● **Items listed in a dataset**:
## Begin

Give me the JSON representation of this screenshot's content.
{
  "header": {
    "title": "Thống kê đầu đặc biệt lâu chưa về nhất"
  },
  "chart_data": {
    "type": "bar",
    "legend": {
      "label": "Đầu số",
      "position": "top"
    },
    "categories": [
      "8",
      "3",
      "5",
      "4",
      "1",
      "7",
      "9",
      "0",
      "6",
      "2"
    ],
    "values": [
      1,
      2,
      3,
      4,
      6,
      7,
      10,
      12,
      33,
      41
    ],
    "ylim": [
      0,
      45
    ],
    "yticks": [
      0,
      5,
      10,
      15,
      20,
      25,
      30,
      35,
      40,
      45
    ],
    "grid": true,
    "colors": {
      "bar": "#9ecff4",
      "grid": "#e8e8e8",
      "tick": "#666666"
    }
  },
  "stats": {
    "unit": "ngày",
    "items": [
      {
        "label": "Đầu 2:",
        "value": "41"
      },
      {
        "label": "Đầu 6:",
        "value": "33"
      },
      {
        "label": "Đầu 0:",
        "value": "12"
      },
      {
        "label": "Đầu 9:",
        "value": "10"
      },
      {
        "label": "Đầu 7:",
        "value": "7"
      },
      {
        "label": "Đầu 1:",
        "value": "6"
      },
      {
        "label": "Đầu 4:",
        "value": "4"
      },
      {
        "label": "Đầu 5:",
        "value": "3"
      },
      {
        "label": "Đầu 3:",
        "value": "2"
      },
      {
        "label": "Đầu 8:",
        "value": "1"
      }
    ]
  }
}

## End

Every entry should be output exactly as written, please.

Give me the JSON representation of this screenshot's content.
{
  "header": {
    "title": "Thống kê đầu đặc biệt lâu chưa về nhất"
  },
  "chart_data": {
    "type": "bar",
    "legend": {
      "label": "Đầu số",
      "position": "top"
    },
    "categories": [
      "8",
      "3",
      "5",
      "4",
      "1",
      "7",
      "9",
      "0",
      "6",
      "2"
    ],
    "values": [
      1,
      2,
      3,
      4,
      6,
      7,
      10,
      12,
      33,
      41
    ],
    "ylim": [
      0,
      45
    ],
    "yticks": [
      0,
      5,
      10,
      15,
      20,
      25,
      30,
      35,
      40,
      45
    ],
    "grid": true,
    "colors": {
      "bar": "#9ecff4",
      "grid": "#e8e8e8",
      "tick": "#666666"
    }
  },
  "stats": {
    "unit": "ngày",
    "items": [
      {
        "label": "Đầu 2:",
        "value": "41"
      },
      {
        "label": "Đầu 6:",
        "value": "33"
      },
      {
        "label": "Đầu 0:",
        "value": "12"
      },
      {
        "label": "Đầu 9:",
        "value": "10"
      },
      {
        "label": "Đầu 7:",
        "value": "7"
      },
      {
        "label": "Đầu 1:",
        "value": "6"
      },
      {
        "label": "Đầu 4:",
        "value": "4"
      },
      {
        "label": "Đầu 5:",
        "value": "3"
      },
      {
        "label": "Đầu 3:",
        "value": "2"
      },
      {
        "label": "Đầu 8:",
        "value": "1"
      }
    ]
  }
}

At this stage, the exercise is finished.